Reply with only the number of lines that contain the string "name".

Data records:

□ □ □ □ □

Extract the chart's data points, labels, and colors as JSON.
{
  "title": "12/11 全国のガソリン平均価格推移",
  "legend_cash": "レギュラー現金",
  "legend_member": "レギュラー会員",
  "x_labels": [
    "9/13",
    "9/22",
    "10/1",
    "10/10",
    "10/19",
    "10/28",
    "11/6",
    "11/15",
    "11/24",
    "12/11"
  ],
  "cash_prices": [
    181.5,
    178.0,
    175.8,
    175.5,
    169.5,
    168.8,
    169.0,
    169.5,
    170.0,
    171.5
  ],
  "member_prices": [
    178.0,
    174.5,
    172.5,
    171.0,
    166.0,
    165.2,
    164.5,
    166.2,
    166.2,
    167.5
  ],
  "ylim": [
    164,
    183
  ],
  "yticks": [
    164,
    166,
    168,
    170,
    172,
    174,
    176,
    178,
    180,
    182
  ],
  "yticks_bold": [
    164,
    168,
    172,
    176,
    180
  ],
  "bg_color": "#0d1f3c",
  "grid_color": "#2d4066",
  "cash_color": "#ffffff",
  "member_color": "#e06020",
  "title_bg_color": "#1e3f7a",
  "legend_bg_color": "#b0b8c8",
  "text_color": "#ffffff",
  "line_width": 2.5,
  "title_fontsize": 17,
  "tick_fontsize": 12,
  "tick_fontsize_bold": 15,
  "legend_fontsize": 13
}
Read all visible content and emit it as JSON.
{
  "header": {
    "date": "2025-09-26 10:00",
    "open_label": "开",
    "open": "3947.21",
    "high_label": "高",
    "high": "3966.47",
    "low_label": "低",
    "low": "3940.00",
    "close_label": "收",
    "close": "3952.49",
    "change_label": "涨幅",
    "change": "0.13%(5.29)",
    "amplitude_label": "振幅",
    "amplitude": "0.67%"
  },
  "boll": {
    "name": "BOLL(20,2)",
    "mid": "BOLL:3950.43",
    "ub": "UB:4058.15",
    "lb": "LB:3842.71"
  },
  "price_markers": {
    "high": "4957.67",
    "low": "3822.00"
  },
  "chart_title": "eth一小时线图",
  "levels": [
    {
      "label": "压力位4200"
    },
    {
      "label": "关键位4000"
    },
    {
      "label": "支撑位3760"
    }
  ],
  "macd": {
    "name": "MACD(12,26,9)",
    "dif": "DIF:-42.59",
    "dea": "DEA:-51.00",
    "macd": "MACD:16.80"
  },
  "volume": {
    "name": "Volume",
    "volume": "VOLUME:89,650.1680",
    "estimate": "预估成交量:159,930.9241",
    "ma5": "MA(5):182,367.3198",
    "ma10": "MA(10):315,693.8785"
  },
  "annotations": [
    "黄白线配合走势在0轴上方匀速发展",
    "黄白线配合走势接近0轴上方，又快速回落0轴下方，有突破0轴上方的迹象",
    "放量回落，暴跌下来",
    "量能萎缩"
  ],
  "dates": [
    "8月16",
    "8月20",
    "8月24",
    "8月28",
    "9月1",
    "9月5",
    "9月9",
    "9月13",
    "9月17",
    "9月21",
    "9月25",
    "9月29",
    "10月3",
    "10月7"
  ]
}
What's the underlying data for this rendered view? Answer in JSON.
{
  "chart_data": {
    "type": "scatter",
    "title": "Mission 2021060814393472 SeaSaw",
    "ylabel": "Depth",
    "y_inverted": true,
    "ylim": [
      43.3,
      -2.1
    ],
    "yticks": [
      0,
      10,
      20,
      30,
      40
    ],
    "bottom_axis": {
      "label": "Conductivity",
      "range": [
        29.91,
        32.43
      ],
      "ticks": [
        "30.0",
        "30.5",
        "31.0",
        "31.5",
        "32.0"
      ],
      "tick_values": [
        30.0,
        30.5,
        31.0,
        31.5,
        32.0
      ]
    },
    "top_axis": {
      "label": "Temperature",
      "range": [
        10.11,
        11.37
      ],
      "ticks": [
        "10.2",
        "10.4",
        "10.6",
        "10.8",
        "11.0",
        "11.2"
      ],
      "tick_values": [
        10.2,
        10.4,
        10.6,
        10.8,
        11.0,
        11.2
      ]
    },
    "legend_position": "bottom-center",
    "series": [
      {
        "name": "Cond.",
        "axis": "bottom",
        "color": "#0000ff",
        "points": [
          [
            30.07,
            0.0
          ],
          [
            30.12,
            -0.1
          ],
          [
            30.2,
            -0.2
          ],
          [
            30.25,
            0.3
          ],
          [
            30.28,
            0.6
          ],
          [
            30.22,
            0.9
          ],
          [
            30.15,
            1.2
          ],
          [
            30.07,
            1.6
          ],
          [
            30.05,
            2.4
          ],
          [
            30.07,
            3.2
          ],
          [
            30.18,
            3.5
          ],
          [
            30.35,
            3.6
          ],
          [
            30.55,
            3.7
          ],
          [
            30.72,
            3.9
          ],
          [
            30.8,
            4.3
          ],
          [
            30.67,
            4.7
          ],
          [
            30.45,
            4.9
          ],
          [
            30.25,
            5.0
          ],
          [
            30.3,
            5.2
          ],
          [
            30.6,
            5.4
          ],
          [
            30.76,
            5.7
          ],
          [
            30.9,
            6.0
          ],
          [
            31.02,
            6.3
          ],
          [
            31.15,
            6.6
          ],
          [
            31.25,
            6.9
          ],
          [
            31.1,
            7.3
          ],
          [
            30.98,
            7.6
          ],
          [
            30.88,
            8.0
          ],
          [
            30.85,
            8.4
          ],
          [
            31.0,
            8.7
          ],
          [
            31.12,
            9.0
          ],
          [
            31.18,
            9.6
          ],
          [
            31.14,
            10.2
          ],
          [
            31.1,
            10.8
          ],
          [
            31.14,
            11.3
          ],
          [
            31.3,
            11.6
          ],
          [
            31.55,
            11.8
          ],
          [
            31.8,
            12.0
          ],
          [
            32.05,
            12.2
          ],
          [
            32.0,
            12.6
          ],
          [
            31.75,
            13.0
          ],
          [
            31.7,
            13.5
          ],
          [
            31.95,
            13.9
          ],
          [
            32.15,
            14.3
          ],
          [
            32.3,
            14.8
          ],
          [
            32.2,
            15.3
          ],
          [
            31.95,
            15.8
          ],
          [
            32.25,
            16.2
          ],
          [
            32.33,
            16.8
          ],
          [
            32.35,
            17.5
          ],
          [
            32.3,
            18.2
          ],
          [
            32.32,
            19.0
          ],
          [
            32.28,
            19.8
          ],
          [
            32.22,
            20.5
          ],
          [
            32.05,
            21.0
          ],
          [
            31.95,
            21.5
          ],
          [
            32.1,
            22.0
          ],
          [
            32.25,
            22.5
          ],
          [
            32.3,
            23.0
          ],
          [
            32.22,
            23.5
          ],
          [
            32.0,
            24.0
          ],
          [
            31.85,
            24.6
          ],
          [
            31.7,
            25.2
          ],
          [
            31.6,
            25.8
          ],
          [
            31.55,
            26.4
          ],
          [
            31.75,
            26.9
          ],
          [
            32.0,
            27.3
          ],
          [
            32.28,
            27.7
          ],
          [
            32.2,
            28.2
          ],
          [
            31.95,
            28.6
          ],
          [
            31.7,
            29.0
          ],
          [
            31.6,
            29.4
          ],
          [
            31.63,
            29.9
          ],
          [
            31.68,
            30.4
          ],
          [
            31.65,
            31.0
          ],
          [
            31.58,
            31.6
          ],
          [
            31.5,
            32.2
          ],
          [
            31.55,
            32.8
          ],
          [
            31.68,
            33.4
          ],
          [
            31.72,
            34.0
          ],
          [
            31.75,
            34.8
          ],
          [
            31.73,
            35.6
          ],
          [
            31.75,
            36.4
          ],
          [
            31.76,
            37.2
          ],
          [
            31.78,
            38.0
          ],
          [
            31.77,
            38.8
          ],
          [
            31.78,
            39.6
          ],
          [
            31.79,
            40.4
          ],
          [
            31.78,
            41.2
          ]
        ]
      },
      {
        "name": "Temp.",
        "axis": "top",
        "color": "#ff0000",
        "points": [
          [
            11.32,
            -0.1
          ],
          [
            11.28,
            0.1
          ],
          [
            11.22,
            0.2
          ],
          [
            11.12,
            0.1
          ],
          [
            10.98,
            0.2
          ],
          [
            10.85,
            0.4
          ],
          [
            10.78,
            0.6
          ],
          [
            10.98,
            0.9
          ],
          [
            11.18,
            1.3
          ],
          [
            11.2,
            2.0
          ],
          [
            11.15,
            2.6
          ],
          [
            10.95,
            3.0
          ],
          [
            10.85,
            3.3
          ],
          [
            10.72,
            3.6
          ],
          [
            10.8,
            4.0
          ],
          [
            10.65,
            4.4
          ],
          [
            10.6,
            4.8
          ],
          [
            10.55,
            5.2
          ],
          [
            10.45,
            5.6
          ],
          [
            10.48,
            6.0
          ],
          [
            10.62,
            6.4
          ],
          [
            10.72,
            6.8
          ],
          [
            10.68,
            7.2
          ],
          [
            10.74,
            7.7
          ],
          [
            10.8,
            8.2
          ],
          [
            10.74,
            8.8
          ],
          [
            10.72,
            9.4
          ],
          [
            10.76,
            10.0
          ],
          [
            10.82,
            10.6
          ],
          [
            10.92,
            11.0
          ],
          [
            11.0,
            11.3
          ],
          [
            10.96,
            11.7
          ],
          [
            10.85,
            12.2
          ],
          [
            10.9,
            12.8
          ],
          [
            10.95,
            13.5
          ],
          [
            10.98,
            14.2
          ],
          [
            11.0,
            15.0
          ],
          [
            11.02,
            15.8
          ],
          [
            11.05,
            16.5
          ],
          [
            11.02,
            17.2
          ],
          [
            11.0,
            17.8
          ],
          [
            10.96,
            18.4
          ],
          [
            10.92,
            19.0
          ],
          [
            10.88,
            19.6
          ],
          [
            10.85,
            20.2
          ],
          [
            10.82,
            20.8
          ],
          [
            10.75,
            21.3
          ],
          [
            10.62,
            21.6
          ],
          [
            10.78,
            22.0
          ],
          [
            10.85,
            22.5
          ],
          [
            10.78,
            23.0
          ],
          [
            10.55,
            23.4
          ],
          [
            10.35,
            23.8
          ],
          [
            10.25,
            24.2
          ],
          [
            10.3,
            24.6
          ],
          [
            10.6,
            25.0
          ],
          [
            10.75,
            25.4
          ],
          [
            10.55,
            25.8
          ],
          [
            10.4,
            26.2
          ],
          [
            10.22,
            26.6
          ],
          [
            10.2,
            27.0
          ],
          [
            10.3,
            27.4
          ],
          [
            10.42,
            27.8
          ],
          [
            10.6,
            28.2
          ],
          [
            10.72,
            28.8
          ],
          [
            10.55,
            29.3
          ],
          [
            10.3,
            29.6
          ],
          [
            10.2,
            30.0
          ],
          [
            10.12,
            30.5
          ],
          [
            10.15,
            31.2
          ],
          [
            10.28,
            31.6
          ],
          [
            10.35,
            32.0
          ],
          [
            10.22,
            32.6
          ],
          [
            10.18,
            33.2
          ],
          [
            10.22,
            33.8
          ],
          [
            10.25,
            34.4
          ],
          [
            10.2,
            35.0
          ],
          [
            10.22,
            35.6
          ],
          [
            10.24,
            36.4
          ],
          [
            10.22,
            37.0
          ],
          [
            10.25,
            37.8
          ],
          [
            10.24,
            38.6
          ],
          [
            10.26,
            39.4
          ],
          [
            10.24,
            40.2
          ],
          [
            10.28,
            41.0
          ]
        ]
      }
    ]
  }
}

□ □ □ □ □

- OUTPUT FOR THIS TASK
5